START

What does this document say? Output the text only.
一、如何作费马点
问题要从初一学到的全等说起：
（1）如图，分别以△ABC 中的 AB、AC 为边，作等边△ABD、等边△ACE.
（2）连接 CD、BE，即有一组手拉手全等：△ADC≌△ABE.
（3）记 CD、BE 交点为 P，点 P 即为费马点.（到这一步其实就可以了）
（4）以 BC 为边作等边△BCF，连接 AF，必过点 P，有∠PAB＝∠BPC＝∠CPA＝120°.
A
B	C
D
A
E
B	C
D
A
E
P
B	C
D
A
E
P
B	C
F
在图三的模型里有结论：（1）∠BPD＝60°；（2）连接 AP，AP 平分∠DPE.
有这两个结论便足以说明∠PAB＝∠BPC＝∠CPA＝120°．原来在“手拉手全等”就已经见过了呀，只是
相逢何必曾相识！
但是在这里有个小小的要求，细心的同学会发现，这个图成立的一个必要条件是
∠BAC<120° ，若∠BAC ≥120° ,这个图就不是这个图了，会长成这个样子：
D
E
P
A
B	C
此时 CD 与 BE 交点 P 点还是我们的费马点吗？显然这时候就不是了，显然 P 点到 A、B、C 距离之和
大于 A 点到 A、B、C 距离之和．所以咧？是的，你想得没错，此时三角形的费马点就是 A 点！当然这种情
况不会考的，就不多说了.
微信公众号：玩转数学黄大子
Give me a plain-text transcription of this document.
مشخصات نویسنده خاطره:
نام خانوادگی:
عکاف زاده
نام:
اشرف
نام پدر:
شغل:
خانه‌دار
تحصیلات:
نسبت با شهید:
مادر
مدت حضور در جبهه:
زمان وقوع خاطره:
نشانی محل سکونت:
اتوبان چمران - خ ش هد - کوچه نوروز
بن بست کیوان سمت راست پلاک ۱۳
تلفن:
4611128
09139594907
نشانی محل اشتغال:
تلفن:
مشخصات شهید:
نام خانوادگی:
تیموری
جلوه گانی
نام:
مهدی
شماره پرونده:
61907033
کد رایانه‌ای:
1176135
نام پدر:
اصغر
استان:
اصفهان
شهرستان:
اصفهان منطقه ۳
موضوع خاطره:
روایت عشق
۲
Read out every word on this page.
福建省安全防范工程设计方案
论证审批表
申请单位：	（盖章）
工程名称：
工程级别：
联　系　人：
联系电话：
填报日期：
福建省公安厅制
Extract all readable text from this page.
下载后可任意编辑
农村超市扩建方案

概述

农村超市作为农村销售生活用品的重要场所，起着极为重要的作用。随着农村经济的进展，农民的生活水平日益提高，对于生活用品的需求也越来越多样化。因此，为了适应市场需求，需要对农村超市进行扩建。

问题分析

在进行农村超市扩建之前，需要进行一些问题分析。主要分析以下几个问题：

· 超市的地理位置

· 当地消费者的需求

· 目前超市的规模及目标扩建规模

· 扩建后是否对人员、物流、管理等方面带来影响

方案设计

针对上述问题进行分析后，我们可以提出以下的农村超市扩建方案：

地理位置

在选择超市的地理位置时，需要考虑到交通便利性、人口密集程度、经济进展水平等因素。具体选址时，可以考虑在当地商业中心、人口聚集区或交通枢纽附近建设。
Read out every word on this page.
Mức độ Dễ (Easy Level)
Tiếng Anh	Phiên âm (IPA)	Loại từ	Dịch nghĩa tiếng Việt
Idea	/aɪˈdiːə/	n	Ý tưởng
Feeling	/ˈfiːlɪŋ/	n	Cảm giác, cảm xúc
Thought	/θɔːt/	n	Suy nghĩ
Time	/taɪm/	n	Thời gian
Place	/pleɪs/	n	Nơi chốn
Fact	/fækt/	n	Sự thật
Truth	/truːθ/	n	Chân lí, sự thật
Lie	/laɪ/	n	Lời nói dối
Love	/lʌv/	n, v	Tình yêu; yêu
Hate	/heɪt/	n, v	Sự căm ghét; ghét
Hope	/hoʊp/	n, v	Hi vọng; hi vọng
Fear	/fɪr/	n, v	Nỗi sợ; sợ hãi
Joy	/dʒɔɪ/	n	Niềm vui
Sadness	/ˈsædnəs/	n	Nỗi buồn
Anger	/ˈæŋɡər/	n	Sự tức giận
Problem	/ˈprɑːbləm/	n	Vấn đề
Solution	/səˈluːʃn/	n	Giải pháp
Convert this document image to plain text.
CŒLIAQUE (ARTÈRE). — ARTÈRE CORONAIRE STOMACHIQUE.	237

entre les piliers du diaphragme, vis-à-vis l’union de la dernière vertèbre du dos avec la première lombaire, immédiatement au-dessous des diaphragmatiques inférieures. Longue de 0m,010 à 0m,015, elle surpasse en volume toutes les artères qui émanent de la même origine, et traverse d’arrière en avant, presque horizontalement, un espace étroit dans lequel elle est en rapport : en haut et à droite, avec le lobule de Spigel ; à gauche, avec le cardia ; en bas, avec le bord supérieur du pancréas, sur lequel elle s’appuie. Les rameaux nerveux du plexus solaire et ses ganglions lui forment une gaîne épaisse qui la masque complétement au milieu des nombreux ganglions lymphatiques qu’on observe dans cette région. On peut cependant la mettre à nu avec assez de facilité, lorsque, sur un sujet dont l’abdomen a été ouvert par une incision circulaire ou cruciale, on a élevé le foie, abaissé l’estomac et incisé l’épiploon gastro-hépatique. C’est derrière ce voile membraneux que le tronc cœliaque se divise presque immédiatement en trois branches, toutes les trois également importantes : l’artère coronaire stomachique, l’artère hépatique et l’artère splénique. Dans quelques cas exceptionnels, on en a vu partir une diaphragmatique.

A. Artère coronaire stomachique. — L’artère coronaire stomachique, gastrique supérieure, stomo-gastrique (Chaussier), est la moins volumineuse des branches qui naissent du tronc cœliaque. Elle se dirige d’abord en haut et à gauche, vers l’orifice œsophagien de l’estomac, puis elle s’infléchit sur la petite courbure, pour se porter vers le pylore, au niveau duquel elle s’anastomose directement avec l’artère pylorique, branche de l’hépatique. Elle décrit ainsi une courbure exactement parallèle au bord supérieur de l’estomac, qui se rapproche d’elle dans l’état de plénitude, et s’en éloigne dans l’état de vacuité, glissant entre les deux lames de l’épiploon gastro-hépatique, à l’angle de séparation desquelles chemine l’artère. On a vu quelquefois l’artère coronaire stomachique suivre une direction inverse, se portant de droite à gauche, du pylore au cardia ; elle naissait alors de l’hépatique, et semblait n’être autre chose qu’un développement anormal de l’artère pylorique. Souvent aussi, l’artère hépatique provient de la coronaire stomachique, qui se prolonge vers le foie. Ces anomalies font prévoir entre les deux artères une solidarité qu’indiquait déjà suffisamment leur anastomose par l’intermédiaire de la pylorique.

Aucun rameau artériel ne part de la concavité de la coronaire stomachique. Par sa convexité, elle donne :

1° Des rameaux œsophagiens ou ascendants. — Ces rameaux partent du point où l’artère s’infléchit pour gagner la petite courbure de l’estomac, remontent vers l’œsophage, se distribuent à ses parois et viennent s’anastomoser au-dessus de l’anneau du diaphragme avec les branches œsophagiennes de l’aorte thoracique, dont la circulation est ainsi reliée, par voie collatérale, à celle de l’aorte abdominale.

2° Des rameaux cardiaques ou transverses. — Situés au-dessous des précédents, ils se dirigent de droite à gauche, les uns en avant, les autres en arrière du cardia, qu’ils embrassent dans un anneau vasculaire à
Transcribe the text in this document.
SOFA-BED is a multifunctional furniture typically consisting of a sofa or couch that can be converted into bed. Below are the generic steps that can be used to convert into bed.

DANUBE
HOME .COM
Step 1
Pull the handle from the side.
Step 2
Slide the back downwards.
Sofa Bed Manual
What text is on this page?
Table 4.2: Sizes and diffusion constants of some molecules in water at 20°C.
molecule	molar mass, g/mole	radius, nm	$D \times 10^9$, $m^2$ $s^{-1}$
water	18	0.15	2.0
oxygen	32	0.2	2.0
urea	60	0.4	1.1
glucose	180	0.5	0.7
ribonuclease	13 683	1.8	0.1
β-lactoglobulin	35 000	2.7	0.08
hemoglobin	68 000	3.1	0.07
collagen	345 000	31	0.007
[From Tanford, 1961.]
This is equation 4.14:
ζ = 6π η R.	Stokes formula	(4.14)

END

What is expected. Repeat, word for word, every line from the line that contains "Transcribe the text in this document." to the end of the entries; include both of those lines and no others.

Output of the exercise.
Transcribe the text in this document.
SOFA-BED is a multifunctional furniture typically consisting of a sofa or couch that can be converted into bed. Below are the generic steps that can be used to convert into bed.

DANUBE
HOME .COM
Step 1
Pull the handle from the side.
Step 2
Slide the back downwards.
Sofa Bed Manual
What text is on this page?
Table 4.2: Sizes and diffusion constants of some molecules in water at 20°C.
molecule	molar mass, g/mole	radius, nm	$D \times 10^9$, $m^2$ $s^{-1}$
water	18	0.15	2.0
oxygen	32	0.2	2.0
urea	60	0.4	1.1
glucose	180	0.5	0.7
ribonuclease	13 683	1.8	0.1
β-lactoglobulin	35 000	2.7	0.08
hemoglobin	68 000	3.1	0.07
collagen	345 000	31	0.007
[From Tanford, 1961.]
This is equation 4.14:
ζ = 6π η R.	Stokes formula	(4.14)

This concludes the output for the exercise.